What is the number of lines in the data that hold the string "PROGRAM"? Reply with that number only.
++++ Data for processing ++++
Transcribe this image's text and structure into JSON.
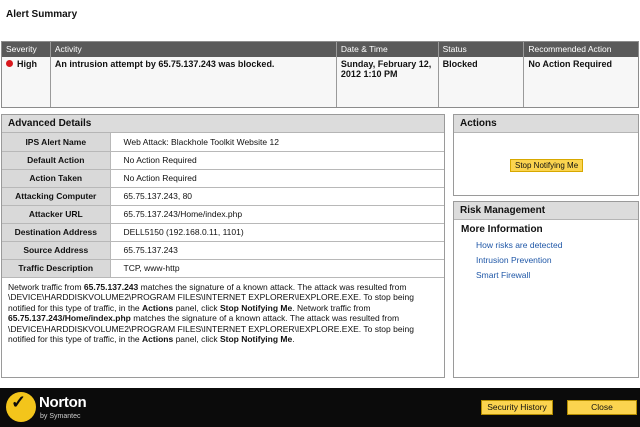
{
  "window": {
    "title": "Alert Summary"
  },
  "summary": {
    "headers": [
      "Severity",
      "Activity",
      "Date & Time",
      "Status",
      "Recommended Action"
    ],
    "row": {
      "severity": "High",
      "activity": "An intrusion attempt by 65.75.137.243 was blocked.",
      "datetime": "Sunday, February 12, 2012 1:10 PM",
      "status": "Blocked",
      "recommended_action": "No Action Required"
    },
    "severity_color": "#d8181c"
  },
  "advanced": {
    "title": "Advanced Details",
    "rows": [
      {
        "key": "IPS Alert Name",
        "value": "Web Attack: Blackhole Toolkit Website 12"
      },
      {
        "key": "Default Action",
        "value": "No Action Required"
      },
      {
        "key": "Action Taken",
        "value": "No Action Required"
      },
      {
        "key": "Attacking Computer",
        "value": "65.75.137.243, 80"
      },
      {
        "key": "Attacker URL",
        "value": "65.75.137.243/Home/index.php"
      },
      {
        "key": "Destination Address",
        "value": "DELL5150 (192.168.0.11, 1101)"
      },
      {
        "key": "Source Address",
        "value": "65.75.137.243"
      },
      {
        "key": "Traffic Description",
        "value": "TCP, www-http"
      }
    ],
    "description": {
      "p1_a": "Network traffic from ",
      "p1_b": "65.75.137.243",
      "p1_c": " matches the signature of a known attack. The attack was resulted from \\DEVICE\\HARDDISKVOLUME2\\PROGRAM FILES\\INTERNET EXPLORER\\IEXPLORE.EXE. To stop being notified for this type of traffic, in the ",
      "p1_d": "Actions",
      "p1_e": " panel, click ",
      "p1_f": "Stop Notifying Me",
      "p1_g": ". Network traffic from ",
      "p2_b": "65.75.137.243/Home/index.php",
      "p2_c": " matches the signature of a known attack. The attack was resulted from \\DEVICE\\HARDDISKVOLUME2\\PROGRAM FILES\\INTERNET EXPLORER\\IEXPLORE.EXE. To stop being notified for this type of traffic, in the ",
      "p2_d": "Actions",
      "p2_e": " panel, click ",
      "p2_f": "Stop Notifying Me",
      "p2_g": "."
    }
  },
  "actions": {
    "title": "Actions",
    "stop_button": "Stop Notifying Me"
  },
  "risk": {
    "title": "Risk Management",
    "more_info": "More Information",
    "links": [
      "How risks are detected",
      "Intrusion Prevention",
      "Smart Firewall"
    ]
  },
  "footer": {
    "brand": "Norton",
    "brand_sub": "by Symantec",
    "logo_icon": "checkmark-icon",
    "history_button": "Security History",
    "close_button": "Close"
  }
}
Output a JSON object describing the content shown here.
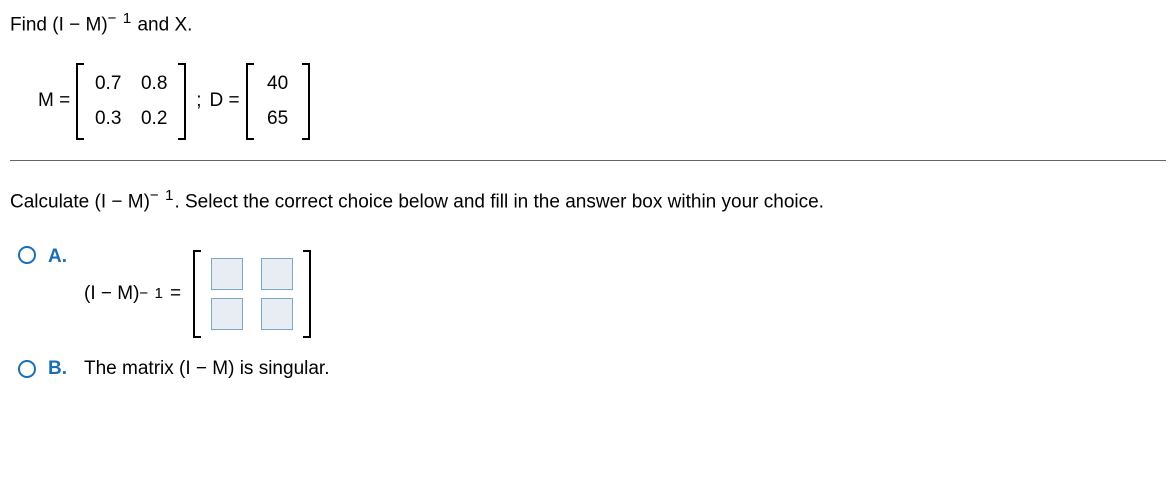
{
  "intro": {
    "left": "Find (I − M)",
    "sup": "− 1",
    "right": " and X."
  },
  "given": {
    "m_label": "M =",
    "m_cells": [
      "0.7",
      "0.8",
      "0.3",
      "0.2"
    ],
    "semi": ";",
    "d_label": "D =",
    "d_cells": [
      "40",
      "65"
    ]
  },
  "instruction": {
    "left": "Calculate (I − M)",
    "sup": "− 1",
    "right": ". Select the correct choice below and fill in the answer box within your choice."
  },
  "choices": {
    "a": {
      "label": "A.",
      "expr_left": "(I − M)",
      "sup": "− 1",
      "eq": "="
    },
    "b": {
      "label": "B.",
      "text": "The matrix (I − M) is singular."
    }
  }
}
++++
### Written answer
2